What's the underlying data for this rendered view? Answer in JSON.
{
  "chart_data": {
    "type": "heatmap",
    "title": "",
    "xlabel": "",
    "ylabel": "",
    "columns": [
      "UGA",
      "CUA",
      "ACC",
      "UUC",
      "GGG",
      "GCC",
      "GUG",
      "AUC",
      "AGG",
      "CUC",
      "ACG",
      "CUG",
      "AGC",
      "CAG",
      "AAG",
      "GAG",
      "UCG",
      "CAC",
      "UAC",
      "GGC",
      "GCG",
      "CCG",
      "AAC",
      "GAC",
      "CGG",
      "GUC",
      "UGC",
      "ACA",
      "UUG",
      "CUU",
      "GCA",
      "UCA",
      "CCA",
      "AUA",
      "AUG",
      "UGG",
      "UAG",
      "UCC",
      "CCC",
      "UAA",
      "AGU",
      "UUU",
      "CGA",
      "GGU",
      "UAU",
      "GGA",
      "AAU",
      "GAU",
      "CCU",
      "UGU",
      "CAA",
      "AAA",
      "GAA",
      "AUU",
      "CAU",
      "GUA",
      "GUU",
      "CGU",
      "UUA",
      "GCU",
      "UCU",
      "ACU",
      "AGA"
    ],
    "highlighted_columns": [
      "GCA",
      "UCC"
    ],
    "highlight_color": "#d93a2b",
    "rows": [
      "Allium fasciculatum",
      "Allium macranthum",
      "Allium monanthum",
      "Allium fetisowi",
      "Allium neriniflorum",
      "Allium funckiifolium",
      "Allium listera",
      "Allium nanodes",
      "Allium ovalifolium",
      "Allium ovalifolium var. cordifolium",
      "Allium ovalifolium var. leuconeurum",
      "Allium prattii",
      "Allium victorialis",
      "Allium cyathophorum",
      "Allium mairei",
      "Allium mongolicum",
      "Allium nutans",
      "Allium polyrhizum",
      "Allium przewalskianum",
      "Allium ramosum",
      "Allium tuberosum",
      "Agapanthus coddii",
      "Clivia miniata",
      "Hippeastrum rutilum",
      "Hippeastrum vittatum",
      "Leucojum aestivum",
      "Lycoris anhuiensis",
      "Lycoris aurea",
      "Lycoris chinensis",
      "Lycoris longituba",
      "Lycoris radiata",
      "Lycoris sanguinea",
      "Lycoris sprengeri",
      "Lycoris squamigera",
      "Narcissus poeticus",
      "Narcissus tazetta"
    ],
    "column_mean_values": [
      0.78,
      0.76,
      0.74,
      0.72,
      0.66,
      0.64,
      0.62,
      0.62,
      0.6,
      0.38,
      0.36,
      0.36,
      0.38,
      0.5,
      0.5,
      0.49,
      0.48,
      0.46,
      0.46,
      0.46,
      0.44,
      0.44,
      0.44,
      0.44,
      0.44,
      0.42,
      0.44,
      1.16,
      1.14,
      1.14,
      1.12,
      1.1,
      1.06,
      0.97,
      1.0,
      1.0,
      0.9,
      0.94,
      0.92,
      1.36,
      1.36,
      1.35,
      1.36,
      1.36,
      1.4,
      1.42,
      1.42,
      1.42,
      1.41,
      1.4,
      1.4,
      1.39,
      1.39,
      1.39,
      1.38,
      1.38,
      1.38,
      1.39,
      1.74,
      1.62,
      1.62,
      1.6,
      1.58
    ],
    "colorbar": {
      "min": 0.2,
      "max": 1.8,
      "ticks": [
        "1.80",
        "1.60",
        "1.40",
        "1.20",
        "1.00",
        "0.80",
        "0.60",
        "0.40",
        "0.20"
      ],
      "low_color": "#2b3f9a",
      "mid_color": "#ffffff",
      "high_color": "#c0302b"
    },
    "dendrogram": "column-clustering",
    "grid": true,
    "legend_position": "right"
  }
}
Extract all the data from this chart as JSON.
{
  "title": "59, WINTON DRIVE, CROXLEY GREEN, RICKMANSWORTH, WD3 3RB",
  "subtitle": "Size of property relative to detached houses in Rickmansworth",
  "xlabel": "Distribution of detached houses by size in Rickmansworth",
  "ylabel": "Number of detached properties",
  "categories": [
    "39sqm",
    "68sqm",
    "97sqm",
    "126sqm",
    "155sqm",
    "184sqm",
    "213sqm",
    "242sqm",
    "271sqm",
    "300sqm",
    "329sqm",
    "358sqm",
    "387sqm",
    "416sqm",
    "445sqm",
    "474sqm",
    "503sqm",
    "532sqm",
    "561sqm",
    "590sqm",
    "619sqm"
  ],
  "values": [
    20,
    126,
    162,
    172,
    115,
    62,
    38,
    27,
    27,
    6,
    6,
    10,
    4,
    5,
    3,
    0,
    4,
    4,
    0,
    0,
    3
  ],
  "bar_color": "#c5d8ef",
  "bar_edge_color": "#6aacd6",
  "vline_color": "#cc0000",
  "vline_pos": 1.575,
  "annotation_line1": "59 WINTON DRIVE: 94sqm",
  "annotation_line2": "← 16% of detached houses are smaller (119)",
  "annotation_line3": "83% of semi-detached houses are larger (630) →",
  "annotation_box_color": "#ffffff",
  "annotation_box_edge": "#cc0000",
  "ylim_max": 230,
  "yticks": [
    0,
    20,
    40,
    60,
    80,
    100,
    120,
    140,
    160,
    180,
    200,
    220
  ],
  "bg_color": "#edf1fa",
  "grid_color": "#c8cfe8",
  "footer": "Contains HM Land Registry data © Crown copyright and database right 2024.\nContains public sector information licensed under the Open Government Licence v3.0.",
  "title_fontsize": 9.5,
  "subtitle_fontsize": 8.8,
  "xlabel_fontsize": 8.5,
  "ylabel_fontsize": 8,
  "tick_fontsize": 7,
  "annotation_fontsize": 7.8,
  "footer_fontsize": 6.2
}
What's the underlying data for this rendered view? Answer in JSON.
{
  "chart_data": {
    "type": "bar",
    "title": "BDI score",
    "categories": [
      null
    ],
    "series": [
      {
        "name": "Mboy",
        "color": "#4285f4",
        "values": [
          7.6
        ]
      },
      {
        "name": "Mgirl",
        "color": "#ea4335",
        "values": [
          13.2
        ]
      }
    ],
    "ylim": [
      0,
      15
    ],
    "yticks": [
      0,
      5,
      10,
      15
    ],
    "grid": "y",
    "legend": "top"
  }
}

What is needed: Transcribe every record above exactly as it appears.

Output for this task:
What's the underlying data for this rendered view? Answer in JSON.
{
  "chart_data": {
    "type": "heatmap",
    "title": "",
    "xlabel": "",
    "ylabel": "",
    "columns": [
      "UGA",
      "CUA",
      "ACC",
      "UUC",
      "GGG",
      "GCC",
      "GUG",
      "AUC",
      "AGG",
      "CUC",
      "ACG",
      "CUG",
      "AGC",
      "CAG",
      "AAG",
      "GAG",
      "UCG",
      "CAC",
      "UAC",
      "GGC",
      "GCG",
      "CCG",
      "AAC",
      "GAC",
      "CGG",
      "GUC",
      "UGC",
      "ACA",
      "UUG",
      "CUU",
      "GCA",
      "UCA",
      "CCA",
      "AUA",
      "AUG",
      "UGG",
      "UAG",
      "UCC",
      "CCC",
      "UAA",
      "AGU",
      "UUU",
      "CGA",
      "GGU",
      "UAU",
      "GGA",
      "AAU",
      "GAU",
      "CCU",
      "UGU",
      "CAA",
      "AAA",
      "GAA",
      "AUU",
      "CAU",
      "GUA",
      "GUU",
      "CGU",
      "UUA",
      "GCU",
      "UCU",
      "ACU",
      "AGA"
    ],
    "highlighted_columns": [
      "GCA",
      "UCC"
    ],
    "highlight_color": "#d93a2b",
    "rows": [
      "Allium fasciculatum",
      "Allium macranthum",
      "Allium monanthum",
      "Allium fetisowi",
      "Allium neriniflorum",
      "Allium funckiifolium",
      "Allium listera",
      "Allium nanodes",
      "Allium ovalifolium",
      "Allium ovalifolium var. cordifolium",
      "Allium ovalifolium var. leuconeurum",
      "Allium prattii",
      "Allium victorialis",
      "Allium cyathophorum",
      "Allium mairei",
      "Allium mongolicum",
      "Allium nutans",
      "Allium polyrhizum",
      "Allium przewalskianum",
      "Allium ramosum",
      "Allium tuberosum",
      "Agapanthus coddii",
      "Clivia miniata",
      "Hippeastrum rutilum",
      "Hippeastrum vittatum",
      "Leucojum aestivum",
      "Lycoris anhuiensis",
      "Lycoris aurea",
      "Lycoris chinensis",
      "Lycoris longituba",
      "Lycoris radiata",
      "Lycoris sanguinea",
      "Lycoris sprengeri",
      "Lycoris squamigera",
      "Narcissus poeticus",
      "Narcissus tazetta"
    ],
    "column_mean_values": [
      0.78,
      0.76,
      0.74,
      0.72,
      0.66,
      0.64,
      0.62,
      0.62,
      0.6,
      0.38,
      0.36,
      0.36,
      0.38,
      0.5,
      0.5,
      0.49,
      0.48,
      0.46,
      0.46,
      0.46,
      0.44,
      0.44,
      0.44,
      0.44,
      0.44,
      0.42,
      0.44,
      1.16,
      1.14,
      1.14,
      1.12,
      1.1,
      1.06,
      0.97,
      1.0,
      1.0,
      0.9,
      0.94,
      0.92,
      1.36,
      1.36,
      1.35,
      1.36,
      1.36,
      1.4,
      1.42,
      1.42,
      1.42,
      1.41,
      1.4,
      1.4,
      1.39,
      1.39,
      1.39,
      1.38,
      1.38,
      1.38,
      1.39,
      1.74,
      1.62,
      1.62,
      1.6,
      1.58
    ],
    "colorbar": {
      "min": 0.2,
      "max": 1.8,
      "ticks": [
        "1.80",
        "1.60",
        "1.40",
        "1.20",
        "1.00",
        "0.80",
        "0.60",
        "0.40",
        "0.20"
      ],
      "low_color": "#2b3f9a",
      "mid_color": "#ffffff",
      "high_color": "#c0302b"
    },
    "dendrogram": "column-clustering",
    "grid": true,
    "legend_position": "right"
  }
}
Extract all the data from this chart as JSON.
{
  "title": "59, WINTON DRIVE, CROXLEY GREEN, RICKMANSWORTH, WD3 3RB",
  "subtitle": "Size of property relative to detached houses in Rickmansworth",
  "xlabel": "Distribution of detached houses by size in Rickmansworth",
  "ylabel": "Number of detached properties",
  "categories": [
    "39sqm",
    "68sqm",
    "97sqm",
    "126sqm",
    "155sqm",
    "184sqm",
    "213sqm",
    "242sqm",
    "271sqm",
    "300sqm",
    "329sqm",
    "358sqm",
    "387sqm",
    "416sqm",
    "445sqm",
    "474sqm",
    "503sqm",
    "532sqm",
    "561sqm",
    "590sqm",
    "619sqm"
  ],
  "values": [
    20,
    126,
    162,
    172,
    115,
    62,
    38,
    27,
    27,
    6,
    6,
    10,
    4,
    5,
    3,
    0,
    4,
    4,
    0,
    0,
    3
  ],
  "bar_color": "#c5d8ef",
  "bar_edge_color": "#6aacd6",
  "vline_color": "#cc0000",
  "vline_pos": 1.575,
  "annotation_line1": "59 WINTON DRIVE: 94sqm",
  "annotation_line2": "← 16% of detached houses are smaller (119)",
  "annotation_line3": "83% of semi-detached houses are larger (630) →",
  "annotation_box_color": "#ffffff",
  "annotation_box_edge": "#cc0000",
  "ylim_max": 230,
  "yticks": [
    0,
    20,
    40,
    60,
    80,
    100,
    120,
    140,
    160,
    180,
    200,
    220
  ],
  "bg_color": "#edf1fa",
  "grid_color": "#c8cfe8",
  "footer": "Contains HM Land Registry data © Crown copyright and database right 2024.\nContains public sector information licensed under the Open Government Licence v3.0.",
  "title_fontsize": 9.5,
  "subtitle_fontsize": 8.8,
  "xlabel_fontsize": 8.5,
  "ylabel_fontsize": 8,
  "tick_fontsize": 7,
  "annotation_fontsize": 7.8,
  "footer_fontsize": 6.2
}
What's the underlying data for this rendered view? Answer in JSON.
{
  "chart_data": {
    "type": "bar",
    "title": "BDI score",
    "categories": [
      null
    ],
    "series": [
      {
        "name": "Mboy",
        "color": "#4285f4",
        "values": [
          7.6
        ]
      },
      {
        "name": "Mgirl",
        "color": "#ea4335",
        "values": [
          13.2
        ]
      }
    ],
    "ylim": [
      0,
      15
    ],
    "yticks": [
      0,
      5,
      10,
      15
    ],
    "grid": "y",
    "legend": "top"
  }
}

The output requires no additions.